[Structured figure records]
◆ ◆ ◆ ◆

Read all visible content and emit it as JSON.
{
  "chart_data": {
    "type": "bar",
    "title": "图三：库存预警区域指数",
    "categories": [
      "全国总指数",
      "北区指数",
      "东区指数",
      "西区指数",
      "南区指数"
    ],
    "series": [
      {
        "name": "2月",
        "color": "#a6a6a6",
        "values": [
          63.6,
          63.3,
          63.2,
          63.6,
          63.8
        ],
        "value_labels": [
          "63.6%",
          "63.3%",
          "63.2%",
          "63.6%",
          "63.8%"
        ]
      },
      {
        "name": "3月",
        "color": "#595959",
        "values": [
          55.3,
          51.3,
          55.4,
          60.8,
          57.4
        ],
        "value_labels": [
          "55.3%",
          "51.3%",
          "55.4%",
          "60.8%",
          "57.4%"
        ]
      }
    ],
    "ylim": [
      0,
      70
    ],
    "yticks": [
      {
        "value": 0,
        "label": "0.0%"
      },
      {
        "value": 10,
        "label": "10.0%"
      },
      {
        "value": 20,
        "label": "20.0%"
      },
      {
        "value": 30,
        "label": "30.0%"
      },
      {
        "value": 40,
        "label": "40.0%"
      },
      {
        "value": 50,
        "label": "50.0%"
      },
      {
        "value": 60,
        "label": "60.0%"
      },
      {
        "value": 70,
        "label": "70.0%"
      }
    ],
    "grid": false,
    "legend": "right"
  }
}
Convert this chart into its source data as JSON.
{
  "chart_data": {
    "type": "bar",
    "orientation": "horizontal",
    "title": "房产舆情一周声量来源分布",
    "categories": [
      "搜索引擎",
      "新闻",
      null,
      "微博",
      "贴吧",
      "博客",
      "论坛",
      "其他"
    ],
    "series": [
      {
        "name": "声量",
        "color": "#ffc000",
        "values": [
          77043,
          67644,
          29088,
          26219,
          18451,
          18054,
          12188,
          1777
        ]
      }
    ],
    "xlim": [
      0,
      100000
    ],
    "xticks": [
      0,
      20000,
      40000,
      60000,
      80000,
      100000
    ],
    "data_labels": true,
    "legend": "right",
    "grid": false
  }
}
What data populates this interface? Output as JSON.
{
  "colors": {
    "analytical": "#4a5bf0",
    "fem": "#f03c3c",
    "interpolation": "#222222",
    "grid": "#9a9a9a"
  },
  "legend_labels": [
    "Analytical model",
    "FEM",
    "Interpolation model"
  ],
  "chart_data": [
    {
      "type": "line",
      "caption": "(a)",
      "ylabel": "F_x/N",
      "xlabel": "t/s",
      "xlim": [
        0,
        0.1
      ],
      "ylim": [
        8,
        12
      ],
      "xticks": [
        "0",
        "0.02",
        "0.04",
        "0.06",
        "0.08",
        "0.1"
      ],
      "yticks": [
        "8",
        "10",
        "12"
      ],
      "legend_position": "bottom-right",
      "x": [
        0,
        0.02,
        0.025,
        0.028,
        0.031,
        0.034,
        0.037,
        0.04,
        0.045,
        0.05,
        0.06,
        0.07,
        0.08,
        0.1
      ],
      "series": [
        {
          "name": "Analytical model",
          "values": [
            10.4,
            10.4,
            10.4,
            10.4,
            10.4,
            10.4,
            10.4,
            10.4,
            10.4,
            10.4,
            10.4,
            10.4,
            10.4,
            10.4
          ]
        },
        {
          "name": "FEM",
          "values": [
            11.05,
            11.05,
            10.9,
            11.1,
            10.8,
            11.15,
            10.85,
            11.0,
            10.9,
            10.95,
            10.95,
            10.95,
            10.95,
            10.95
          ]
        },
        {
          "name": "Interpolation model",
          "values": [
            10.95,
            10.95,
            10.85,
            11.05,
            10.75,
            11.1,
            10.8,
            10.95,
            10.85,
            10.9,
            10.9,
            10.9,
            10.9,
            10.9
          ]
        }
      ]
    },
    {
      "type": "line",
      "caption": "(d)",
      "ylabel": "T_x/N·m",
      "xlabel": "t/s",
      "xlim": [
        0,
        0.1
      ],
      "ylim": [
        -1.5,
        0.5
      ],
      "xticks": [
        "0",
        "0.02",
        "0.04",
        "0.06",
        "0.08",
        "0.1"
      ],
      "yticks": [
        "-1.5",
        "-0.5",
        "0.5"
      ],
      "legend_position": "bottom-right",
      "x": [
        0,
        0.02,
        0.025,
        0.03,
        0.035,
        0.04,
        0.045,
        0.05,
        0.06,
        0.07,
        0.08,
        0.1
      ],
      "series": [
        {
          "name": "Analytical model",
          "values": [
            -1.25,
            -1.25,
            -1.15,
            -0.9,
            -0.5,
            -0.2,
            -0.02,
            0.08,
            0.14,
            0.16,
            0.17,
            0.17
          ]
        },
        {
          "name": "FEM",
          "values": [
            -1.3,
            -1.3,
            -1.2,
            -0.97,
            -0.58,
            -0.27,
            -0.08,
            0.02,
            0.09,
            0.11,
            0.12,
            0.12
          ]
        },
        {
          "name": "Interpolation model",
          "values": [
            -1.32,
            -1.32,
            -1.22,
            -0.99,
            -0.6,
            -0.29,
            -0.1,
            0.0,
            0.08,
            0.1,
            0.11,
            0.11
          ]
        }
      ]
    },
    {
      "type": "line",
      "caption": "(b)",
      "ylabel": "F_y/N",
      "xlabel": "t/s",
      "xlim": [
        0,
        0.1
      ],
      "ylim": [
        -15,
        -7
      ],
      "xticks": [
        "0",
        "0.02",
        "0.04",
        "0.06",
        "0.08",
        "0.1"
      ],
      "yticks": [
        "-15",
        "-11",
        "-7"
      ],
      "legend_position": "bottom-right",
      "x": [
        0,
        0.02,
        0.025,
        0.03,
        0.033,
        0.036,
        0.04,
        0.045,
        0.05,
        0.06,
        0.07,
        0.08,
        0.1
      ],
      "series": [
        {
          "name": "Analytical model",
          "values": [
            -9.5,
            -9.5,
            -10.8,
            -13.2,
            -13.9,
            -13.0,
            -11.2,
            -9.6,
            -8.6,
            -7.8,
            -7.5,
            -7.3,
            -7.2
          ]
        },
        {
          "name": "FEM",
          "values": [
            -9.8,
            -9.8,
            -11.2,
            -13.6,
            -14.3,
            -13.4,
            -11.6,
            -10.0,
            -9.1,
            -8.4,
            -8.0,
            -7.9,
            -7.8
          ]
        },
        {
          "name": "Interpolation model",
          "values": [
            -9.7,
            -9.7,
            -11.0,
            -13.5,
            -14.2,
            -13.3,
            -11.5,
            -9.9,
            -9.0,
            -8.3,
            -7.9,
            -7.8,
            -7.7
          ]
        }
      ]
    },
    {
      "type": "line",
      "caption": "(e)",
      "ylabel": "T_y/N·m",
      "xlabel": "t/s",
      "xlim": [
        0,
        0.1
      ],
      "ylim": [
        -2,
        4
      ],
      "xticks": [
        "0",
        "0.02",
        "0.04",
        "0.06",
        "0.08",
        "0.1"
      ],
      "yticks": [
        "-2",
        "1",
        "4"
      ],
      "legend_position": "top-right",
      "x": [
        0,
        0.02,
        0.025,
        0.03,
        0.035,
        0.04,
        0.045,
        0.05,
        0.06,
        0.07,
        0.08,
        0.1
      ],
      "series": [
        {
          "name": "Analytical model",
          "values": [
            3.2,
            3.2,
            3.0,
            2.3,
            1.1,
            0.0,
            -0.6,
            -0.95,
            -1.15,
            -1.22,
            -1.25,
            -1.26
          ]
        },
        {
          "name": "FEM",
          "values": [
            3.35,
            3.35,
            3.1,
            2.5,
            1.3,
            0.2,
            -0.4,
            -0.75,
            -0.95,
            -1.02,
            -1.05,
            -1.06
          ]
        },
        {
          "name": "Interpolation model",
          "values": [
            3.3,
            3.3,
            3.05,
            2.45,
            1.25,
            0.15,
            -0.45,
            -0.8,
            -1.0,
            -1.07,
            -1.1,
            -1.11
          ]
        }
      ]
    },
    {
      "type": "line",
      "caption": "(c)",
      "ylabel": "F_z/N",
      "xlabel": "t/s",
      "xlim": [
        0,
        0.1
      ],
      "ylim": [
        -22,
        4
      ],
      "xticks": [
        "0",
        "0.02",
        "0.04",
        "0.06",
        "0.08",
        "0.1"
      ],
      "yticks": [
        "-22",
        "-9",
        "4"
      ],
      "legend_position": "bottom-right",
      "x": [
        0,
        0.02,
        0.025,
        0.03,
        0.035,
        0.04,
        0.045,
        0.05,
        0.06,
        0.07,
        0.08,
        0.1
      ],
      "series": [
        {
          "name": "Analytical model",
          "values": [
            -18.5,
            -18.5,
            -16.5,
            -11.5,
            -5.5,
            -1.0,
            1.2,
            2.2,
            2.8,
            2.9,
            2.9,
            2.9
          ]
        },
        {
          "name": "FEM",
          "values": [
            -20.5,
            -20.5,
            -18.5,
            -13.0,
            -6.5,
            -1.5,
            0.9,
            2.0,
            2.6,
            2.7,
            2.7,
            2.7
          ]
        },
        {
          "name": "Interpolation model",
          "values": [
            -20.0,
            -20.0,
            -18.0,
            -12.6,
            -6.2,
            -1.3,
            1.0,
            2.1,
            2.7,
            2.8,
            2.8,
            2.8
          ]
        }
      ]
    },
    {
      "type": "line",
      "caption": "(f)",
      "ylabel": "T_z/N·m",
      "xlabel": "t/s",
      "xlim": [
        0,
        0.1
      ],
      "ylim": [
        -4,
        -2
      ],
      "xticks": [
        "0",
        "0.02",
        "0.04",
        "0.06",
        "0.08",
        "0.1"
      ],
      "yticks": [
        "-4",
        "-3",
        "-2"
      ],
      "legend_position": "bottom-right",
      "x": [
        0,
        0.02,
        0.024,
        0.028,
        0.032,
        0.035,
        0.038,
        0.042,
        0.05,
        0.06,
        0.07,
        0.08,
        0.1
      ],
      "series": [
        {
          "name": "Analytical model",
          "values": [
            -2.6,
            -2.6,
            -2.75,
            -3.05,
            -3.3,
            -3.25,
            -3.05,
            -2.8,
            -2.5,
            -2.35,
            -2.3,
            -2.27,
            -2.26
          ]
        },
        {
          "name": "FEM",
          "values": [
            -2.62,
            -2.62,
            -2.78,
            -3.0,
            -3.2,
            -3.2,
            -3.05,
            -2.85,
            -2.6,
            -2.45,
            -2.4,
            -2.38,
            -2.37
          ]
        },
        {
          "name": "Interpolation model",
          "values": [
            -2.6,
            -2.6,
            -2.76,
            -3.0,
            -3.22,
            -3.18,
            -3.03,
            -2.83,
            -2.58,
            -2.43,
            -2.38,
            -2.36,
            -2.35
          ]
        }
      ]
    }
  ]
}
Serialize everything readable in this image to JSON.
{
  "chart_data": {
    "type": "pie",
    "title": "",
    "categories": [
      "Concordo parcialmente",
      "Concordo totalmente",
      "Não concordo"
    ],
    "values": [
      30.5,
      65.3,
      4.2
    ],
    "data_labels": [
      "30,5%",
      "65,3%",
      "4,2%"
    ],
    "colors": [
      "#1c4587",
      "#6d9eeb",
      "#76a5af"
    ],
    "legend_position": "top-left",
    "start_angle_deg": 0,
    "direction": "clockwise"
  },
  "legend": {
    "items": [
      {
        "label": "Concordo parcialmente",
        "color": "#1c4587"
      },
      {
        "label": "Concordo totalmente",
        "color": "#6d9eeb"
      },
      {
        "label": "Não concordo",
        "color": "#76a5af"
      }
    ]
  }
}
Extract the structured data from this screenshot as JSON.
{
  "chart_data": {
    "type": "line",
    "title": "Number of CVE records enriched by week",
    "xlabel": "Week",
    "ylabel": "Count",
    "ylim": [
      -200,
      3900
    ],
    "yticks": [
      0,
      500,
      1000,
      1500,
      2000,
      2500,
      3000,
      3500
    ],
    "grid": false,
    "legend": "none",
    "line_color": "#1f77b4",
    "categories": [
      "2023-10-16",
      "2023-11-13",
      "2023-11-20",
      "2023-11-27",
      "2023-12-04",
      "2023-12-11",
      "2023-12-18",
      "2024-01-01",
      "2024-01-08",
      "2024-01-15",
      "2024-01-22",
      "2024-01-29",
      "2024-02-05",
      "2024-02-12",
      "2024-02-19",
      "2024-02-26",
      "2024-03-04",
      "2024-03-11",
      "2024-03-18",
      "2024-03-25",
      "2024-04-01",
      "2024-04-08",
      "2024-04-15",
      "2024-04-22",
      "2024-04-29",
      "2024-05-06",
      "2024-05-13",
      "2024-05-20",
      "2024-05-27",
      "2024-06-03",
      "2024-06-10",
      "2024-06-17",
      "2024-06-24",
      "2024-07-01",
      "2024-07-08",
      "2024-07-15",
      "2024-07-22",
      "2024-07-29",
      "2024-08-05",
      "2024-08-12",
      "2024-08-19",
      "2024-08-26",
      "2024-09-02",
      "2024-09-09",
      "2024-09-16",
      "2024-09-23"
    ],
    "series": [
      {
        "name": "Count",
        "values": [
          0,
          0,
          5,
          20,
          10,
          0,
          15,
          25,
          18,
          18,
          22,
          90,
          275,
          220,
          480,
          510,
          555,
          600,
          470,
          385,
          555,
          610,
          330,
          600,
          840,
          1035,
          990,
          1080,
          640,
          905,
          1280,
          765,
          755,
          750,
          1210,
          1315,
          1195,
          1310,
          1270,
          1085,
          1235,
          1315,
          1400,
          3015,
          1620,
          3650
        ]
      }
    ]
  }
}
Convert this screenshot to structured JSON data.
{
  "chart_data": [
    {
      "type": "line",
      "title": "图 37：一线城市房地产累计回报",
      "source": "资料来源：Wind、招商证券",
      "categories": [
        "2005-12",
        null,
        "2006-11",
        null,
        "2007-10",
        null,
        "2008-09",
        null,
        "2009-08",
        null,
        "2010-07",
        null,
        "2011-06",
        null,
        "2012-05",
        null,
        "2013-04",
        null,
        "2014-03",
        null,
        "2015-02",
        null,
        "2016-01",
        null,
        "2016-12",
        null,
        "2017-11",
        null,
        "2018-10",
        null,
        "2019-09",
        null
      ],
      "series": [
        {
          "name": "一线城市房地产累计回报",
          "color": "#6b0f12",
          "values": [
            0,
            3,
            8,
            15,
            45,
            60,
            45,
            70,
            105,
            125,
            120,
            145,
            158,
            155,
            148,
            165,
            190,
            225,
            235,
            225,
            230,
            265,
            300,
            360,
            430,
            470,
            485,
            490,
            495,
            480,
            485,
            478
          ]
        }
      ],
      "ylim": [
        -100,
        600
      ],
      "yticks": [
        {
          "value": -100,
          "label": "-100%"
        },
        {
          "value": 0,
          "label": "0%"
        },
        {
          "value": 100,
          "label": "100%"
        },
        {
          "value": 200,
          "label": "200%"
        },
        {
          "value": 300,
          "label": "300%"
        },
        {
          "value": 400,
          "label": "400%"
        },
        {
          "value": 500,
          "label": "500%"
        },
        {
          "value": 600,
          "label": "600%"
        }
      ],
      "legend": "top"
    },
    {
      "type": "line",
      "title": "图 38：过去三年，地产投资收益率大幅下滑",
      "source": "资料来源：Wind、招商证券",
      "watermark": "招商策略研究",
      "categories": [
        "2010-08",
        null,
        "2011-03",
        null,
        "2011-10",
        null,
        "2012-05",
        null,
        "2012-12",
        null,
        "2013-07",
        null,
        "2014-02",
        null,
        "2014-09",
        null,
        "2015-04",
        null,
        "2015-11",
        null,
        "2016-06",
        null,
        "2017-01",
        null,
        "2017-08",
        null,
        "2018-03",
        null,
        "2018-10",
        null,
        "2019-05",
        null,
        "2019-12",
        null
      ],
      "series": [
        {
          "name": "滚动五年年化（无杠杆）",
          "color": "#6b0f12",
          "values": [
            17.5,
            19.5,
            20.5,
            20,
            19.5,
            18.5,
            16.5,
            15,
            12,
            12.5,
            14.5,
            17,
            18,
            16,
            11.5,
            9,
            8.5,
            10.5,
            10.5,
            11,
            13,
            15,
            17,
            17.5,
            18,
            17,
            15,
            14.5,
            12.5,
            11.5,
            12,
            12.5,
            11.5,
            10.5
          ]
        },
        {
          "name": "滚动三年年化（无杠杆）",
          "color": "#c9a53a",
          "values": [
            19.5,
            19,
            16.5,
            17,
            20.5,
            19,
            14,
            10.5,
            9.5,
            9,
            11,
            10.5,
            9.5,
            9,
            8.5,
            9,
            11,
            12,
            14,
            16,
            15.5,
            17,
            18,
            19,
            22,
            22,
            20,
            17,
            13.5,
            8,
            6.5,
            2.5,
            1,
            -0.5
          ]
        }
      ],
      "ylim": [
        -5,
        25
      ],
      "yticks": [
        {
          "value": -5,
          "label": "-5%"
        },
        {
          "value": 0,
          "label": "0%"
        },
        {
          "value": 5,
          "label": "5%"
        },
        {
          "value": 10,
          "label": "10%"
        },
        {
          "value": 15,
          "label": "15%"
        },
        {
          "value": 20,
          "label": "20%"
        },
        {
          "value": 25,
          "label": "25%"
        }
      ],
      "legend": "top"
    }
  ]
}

◆ ◆ ◆ ◆

**What the task requires**
From the data above, copy each line where the string "ylabel" appears.

**Reply to the task**
      "ylabel": "F_x/N",
      "ylabel": "T_x/N·m",
      "ylabel": "F_y/N",
      "ylabel": "T_y/N·m",
      "ylabel": "F_z/N",
      "ylabel": "T_z/N·m",
    "ylabel": "Count",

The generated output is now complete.